───── INPUT RECORDS
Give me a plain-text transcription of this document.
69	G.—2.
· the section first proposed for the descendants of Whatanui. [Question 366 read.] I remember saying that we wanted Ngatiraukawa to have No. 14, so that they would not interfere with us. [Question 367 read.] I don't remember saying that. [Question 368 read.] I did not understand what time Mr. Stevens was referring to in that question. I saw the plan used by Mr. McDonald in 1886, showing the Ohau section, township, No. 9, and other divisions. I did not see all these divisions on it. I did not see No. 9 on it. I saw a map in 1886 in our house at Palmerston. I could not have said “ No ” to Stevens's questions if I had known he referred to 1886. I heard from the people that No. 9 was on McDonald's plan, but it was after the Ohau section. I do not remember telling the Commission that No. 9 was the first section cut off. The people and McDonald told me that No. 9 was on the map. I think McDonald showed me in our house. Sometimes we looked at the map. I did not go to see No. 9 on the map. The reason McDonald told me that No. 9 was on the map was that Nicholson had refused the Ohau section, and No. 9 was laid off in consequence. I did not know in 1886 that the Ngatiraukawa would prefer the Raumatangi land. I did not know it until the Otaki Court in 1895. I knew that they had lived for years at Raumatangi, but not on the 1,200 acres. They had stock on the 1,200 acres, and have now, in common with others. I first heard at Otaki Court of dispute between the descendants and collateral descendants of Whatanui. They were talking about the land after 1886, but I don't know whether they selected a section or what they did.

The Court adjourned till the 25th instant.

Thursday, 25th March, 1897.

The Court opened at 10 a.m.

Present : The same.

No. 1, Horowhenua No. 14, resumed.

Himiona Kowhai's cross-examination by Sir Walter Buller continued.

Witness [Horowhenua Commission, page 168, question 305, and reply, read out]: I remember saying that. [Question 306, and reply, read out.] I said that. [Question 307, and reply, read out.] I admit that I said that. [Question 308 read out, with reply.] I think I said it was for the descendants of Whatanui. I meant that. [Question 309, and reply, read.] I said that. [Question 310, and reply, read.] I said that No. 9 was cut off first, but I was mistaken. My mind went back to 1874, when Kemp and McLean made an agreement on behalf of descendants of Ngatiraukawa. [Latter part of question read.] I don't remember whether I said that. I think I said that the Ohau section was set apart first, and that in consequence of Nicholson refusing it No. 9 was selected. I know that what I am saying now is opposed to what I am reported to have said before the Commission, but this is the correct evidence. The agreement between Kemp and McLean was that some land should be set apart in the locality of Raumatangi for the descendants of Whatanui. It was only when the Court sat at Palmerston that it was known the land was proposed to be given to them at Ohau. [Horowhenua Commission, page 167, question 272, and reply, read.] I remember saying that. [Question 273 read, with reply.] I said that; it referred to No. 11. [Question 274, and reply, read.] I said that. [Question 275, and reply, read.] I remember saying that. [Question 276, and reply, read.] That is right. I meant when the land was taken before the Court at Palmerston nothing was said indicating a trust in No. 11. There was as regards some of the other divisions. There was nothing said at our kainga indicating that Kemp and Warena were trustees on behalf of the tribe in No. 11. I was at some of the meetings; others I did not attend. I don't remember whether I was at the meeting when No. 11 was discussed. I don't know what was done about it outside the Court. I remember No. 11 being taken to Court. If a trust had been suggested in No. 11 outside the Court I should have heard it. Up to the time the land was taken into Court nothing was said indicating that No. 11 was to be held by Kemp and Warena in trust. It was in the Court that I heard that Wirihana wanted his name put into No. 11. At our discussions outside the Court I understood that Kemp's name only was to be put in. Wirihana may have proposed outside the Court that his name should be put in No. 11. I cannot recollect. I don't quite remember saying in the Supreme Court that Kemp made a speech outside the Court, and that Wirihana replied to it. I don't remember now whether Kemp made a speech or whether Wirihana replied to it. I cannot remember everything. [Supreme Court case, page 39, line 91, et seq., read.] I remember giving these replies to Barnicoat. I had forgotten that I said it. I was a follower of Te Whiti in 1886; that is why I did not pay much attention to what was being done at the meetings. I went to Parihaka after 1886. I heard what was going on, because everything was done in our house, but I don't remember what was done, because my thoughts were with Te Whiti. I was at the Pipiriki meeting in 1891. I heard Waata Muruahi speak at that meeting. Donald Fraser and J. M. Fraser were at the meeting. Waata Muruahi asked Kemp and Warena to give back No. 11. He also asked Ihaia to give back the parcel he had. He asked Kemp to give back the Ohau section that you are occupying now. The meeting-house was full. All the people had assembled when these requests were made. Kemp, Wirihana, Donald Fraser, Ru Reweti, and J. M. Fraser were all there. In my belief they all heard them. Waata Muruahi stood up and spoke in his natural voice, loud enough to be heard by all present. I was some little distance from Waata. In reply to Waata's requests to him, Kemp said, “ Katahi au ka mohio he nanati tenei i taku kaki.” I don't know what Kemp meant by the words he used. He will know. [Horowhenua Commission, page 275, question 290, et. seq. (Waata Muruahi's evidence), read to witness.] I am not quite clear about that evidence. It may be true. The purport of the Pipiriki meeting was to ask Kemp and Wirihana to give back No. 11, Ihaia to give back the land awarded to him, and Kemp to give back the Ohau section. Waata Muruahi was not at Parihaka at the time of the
──────────
» GIVEN EXERCISE:
Extract the full listing above without alteration.

» FINISHED TASK:
Give me a plain-text transcription of this document.
69	G.—2.
· the section first proposed for the descendants of Whatanui. [Question 366 read.] I remember saying that we wanted Ngatiraukawa to have No. 14, so that they would not interfere with us. [Question 367 read.] I don't remember saying that. [Question 368 read.] I did not understand what time Mr. Stevens was referring to in that question. I saw the plan used by Mr. McDonald in 1886, showing the Ohau section, township, No. 9, and other divisions. I did not see all these divisions on it. I did not see No. 9 on it. I saw a map in 1886 in our house at Palmerston. I could not have said “ No ” to Stevens's questions if I had known he referred to 1886. I heard from the people that No. 9 was on McDonald's plan, but it was after the Ohau section. I do not remember telling the Commission that No. 9 was the first section cut off. The people and McDonald told me that No. 9 was on the map. I think McDonald showed me in our house. Sometimes we looked at the map. I did not go to see No. 9 on the map. The reason McDonald told me that No. 9 was on the map was that Nicholson had refused the Ohau section, and No. 9 was laid off in consequence. I did not know in 1886 that the Ngatiraukawa would prefer the Raumatangi land. I did not know it until the Otaki Court in 1895. I knew that they had lived for years at Raumatangi, but not on the 1,200 acres. They had stock on the 1,200 acres, and have now, in common with others. I first heard at Otaki Court of dispute between the descendants and collateral descendants of Whatanui. They were talking about the land after 1886, but I don't know whether they selected a section or what they did.

The Court adjourned till the 25th instant.

Thursday, 25th March, 1897.

The Court opened at 10 a.m.

Present : The same.

No. 1, Horowhenua No. 14, resumed.

Himiona Kowhai's cross-examination by Sir Walter Buller continued.

Witness [Horowhenua Commission, page 168, question 305, and reply, read out]: I remember saying that. [Question 306, and reply, read out.] I said that. [Question 307, and reply, read out.] I admit that I said that. [Question 308 read out, with reply.] I think I said it was for the descendants of Whatanui. I meant that. [Question 309, and reply, read.] I said that. [Question 310, and reply, read.] I said that No. 9 was cut off first, but I was mistaken. My mind went back to 1874, when Kemp and McLean made an agreement on behalf of descendants of Ngatiraukawa. [Latter part of question read.] I don't remember whether I said that. I think I said that the Ohau section was set apart first, and that in consequence of Nicholson refusing it No. 9 was selected. I know that what I am saying now is opposed to what I am reported to have said before the Commission, but this is the correct evidence. The agreement between Kemp and McLean was that some land should be set apart in the locality of Raumatangi for the descendants of Whatanui. It was only when the Court sat at Palmerston that it was known the land was proposed to be given to them at Ohau. [Horowhenua Commission, page 167, question 272, and reply, read.] I remember saying that. [Question 273 read, with reply.] I said that; it referred to No. 11. [Question 274, and reply, read.] I said that. [Question 275, and reply, read.] I remember saying that. [Question 276, and reply, read.] That is right. I meant when the land was taken before the Court at Palmerston nothing was said indicating a trust in No. 11. There was as regards some of the other divisions. There was nothing said at our kainga indicating that Kemp and Warena were trustees on behalf of the tribe in No. 11. I was at some of the meetings; others I did not attend. I don't remember whether I was at the meeting when No. 11 was discussed. I don't know what was done about it outside the Court. I remember No. 11 being taken to Court. If a trust had been suggested in No. 11 outside the Court I should have heard it. Up to the time the land was taken into Court nothing was said indicating that No. 11 was to be held by Kemp and Warena in trust. It was in the Court that I heard that Wirihana wanted his name put into No. 11. At our discussions outside the Court I understood that Kemp's name only was to be put in. Wirihana may have proposed outside the Court that his name should be put in No. 11. I cannot recollect. I don't quite remember saying in the Supreme Court that Kemp made a speech outside the Court, and that Wirihana replied to it. I don't remember now whether Kemp made a speech or whether Wirihana replied to it. I cannot remember everything. [Supreme Court case, page 39, line 91, et seq., read.] I remember giving these replies to Barnicoat. I had forgotten that I said it. I was a follower of Te Whiti in 1886; that is why I did not pay much attention to what was being done at the meetings. I went to Parihaka after 1886. I heard what was going on, because everything was done in our house, but I don't remember what was done, because my thoughts were with Te Whiti. I was at the Pipiriki meeting in 1891. I heard Waata Muruahi speak at that meeting. Donald Fraser and J. M. Fraser were at the meeting. Waata Muruahi asked Kemp and Warena to give back No. 11. He also asked Ihaia to give back the parcel he had. He asked Kemp to give back the Ohau section that you are occupying now. The meeting-house was full. All the people had assembled when these requests were made. Kemp, Wirihana, Donald Fraser, Ru Reweti, and J. M. Fraser were all there. In my belief they all heard them. Waata Muruahi stood up and spoke in his natural voice, loud enough to be heard by all present. I was some little distance from Waata. In reply to Waata's requests to him, Kemp said, “ Katahi au ka mohio he nanati tenei i taku kaki.” I don't know what Kemp meant by the words he used. He will know. [Horowhenua Commission, page 275, question 290, et. seq. (Waata Muruahi's evidence), read to witness.] I am not quite clear about that evidence. It may be true. The purport of the Pipiriki meeting was to ask Kemp and Wirihana to give back No. 11, Ihaia to give back the land awarded to him, and Kemp to give back the Ohau section. Waata Muruahi was not at Parihaka at the time of the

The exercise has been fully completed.